→ **YOUR OBJECTIVE**: Print all the records exactly, please.

→ **DATA EXCERPTS**:

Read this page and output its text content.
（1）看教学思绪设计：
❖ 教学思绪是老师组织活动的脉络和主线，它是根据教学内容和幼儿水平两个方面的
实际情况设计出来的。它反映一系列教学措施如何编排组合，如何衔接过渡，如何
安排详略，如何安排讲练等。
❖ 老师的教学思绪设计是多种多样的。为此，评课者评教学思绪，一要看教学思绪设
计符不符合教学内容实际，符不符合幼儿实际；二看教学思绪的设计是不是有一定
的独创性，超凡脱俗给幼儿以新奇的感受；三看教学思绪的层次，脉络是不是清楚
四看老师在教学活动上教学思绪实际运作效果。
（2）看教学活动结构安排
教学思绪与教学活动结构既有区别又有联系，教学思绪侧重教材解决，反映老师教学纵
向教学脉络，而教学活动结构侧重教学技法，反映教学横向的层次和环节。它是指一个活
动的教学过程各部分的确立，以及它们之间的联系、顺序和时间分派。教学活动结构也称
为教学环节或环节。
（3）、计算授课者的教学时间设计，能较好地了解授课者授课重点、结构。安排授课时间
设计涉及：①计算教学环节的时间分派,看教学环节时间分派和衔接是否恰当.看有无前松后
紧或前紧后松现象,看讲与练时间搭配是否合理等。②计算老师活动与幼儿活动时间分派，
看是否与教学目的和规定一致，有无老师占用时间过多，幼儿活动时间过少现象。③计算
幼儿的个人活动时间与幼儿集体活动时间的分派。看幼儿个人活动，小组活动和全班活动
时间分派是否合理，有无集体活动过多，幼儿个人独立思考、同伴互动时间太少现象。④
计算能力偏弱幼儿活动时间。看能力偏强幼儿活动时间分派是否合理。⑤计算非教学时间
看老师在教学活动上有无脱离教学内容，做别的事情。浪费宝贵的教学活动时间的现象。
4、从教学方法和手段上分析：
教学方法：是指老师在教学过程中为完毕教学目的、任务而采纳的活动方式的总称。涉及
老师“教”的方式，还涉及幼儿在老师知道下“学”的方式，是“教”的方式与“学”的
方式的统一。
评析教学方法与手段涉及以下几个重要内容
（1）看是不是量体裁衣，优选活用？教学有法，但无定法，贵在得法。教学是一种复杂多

→ **WORKED ANSWER**:
Read this page and output its text content.
（1）看教学思绪设计：
❖ 教学思绪是老师组织活动的脉络和主线，它是根据教学内容和幼儿水平两个方面的
实际情况设计出来的。它反映一系列教学措施如何编排组合，如何衔接过渡，如何
安排详略，如何安排讲练等。
❖ 老师的教学思绪设计是多种多样的。为此，评课者评教学思绪，一要看教学思绪设
计符不符合教学内容实际，符不符合幼儿实际；二看教学思绪的设计是不是有一定
的独创性，超凡脱俗给幼儿以新奇的感受；三看教学思绪的层次，脉络是不是清楚
四看老师在教学活动上教学思绪实际运作效果。
（2）看教学活动结构安排
教学思绪与教学活动结构既有区别又有联系，教学思绪侧重教材解决，反映老师教学纵
向教学脉络，而教学活动结构侧重教学技法，反映教学横向的层次和环节。它是指一个活
动的教学过程各部分的确立，以及它们之间的联系、顺序和时间分派。教学活动结构也称
为教学环节或环节。
（3）、计算授课者的教学时间设计，能较好地了解授课者授课重点、结构。安排授课时间
设计涉及：①计算教学环节的时间分派,看教学环节时间分派和衔接是否恰当.看有无前松后
紧或前紧后松现象,看讲与练时间搭配是否合理等。②计算老师活动与幼儿活动时间分派，
看是否与教学目的和规定一致，有无老师占用时间过多，幼儿活动时间过少现象。③计算
幼儿的个人活动时间与幼儿集体活动时间的分派。看幼儿个人活动，小组活动和全班活动
时间分派是否合理，有无集体活动过多，幼儿个人独立思考、同伴互动时间太少现象。④
计算能力偏弱幼儿活动时间。看能力偏强幼儿活动时间分派是否合理。⑤计算非教学时间
看老师在教学活动上有无脱离教学内容，做别的事情。浪费宝贵的教学活动时间的现象。
4、从教学方法和手段上分析：
教学方法：是指老师在教学过程中为完毕教学目的、任务而采纳的活动方式的总称。涉及
老师“教”的方式，还涉及幼儿在老师知道下“学”的方式，是“教”的方式与“学”的
方式的统一。
评析教学方法与手段涉及以下几个重要内容
（1）看是不是量体裁衣，优选活用？教学有法，但无定法，贵在得法。教学是一种复杂多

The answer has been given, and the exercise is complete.